Exercise text
☆ ☆ ☆ ☆

Hi all,

I see the following code in the (server-side) DateTimeConverter and think it may be problematic.

1) The default style for dates is set to shortish, which forces the year pattern to be at least 4 digits (http://incubator.apache.org/adffaces/trinidad-api/apidocs/org/apache/myfaces/trinidad/convert/DateTimeConverter.html) /New dateStyle |shortish| has been introduced. Shortish is identical to |short| but forces the year to be a full four digits. If dateStyle is not set, then |dateStyle| defaults to |shortish|.
/
2) Accordingly, the converter sets the pattern on its DateFormat to use at least 4 digits, if 'y' appears at all. The method is _get4YearFormat()

3) Now, the Javadoc states this for SimpleDateFormat (http://java.sun.com/j2se/1.5.0/docs/api/java/text/SimpleDateFormat.html) /For parsing, if the number of pattern letters is more than 2, the year is interpreted literally, regardless of the number of digits. So using the pattern "MM/dd/yyyy", "01/11/12" parses to Jan 11, 12 A.D.

☆ ☆ ☆ ☆

Record excerpts
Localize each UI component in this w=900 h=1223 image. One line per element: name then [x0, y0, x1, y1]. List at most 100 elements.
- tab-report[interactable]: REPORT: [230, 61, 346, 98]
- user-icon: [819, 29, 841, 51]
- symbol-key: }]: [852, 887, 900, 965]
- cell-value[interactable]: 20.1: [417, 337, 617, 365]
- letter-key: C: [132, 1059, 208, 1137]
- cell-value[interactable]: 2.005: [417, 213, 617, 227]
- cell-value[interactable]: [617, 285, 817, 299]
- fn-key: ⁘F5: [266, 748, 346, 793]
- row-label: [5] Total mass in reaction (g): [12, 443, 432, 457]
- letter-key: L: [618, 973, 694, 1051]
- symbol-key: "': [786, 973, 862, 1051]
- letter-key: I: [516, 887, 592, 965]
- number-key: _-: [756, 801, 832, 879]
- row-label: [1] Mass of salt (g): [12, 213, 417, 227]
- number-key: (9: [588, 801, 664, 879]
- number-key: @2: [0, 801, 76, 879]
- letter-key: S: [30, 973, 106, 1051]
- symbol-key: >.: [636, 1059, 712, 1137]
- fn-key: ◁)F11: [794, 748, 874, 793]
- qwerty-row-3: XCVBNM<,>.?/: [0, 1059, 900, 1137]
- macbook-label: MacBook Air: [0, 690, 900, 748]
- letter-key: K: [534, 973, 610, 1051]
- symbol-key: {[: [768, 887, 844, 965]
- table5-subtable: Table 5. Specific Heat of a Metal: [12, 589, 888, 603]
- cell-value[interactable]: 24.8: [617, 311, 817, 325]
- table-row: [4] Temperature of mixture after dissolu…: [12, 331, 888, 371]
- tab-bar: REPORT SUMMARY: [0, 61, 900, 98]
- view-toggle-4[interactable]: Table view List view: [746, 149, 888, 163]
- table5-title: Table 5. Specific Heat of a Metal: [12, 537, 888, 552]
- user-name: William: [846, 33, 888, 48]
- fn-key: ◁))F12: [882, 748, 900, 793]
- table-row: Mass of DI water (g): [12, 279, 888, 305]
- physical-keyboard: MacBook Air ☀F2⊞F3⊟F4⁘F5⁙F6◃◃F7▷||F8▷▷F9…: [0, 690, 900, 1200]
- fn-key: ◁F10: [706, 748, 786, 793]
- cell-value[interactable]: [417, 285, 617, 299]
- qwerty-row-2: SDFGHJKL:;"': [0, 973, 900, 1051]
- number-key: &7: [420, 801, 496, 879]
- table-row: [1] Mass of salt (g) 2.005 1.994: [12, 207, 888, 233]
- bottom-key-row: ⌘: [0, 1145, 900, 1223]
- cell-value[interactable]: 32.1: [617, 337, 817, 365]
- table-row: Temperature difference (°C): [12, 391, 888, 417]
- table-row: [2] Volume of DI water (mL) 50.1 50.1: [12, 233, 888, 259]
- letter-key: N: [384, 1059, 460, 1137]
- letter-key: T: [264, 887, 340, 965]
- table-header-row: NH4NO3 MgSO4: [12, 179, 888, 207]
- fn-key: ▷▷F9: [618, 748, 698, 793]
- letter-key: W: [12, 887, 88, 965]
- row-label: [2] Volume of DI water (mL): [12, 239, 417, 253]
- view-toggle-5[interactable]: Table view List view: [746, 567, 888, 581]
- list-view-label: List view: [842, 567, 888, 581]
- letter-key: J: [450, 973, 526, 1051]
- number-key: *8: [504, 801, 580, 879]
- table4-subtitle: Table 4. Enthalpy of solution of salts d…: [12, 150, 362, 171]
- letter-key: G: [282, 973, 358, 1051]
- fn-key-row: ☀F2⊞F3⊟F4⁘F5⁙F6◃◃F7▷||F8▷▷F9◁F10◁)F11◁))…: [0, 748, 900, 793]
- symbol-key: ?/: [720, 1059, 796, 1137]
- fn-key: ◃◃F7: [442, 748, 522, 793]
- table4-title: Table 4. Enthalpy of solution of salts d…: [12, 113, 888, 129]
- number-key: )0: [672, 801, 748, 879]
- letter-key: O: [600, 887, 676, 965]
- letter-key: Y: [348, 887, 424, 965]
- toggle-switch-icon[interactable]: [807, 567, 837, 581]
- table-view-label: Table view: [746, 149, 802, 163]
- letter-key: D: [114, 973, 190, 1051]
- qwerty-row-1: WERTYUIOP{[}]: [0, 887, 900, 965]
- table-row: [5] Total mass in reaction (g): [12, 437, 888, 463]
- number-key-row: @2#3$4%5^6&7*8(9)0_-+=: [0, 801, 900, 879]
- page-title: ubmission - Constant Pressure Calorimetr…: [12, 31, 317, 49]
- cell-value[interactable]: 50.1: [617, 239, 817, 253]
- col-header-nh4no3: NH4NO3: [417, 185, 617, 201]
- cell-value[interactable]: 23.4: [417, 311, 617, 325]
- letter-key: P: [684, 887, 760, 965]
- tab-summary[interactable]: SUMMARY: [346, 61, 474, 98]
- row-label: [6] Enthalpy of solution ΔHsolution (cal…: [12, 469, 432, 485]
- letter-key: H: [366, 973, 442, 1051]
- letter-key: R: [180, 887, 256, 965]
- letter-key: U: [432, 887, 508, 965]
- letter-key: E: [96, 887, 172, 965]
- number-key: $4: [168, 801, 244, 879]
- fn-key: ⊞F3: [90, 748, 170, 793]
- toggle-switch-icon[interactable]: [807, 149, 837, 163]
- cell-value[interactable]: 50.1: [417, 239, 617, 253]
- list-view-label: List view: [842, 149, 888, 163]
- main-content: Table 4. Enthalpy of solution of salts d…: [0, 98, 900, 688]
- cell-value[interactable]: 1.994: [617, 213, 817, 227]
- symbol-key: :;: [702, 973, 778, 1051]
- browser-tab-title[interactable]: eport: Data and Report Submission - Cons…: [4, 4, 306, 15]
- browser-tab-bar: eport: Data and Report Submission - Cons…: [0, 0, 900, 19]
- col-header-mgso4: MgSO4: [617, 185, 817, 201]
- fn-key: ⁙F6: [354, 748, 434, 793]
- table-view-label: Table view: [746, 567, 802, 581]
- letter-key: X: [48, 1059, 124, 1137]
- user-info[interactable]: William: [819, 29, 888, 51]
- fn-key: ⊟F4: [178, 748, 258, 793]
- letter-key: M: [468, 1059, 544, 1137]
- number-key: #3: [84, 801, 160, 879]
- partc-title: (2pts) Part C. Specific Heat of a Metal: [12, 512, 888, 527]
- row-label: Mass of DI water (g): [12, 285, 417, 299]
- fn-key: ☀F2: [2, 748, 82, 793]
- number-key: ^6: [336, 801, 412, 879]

☆ ☆ ☆ ☆

Set of tasks
[A] In the message about the DateTimeConverter, copy the passage that opens with the words containing "1) The default" and closes with "11, 12 A.D.".
[B] According to the message about the DateTimeConverter, what does dateStyle default to when it is not set?
[C] Carry the message about the DateTimeConverter forward from its last sentence.

Answers for this exercise
[A]
1) The default style for dates is set to shortish, which forces the year pattern to be at least 4 digits (http://incubator.apache.org/adffaces/trinidad-api/apidocs/org/apache/myfaces/trinidad/convert/DateTimeConverter.html) /New dateStyle |shortish| has been introduced. Shortish is identical to |short| but forces the year to be a full four digits. If dateStyle is not set, then |dateStyle| defaults to |shortish|.
/
2) Accordingly, the converter sets the pattern on its DateFormat to use at least 4 digits, if 'y' appears at all. The method is _get4YearFormat()

3) Now, the Javadoc states this for SimpleDateFormat (http://java.sun.com/j2se/1.5.0/docs/api/java/text/SimpleDateFormat.html) /For parsing, if the number of pattern letters is more than 2, the year is interpreted literally, regardless of the number of digits. So using the pattern "MM/dd/yyyy", "01/11/12" parses to Jan 11, 12 A.D.

[B] It defaults to shortish.

[C]
/
So why I think this is a problem:

   *  From the user's perspective, if they enters a date like
     '1/31/07', it becomes January 31st, 7 A.D rather than the (more
     likely intended) January 31st, 2007.
   *  It also seems like the code intends otherwise, because it also
     calls DateFormat's set2DigitYearStart() which is intended for
     parsing 2 digit years.

Does anyone have more background on this? I was able to reproduce the behavior using an inputText bound to a backing Date value, and a DateTimeConverter attached to it.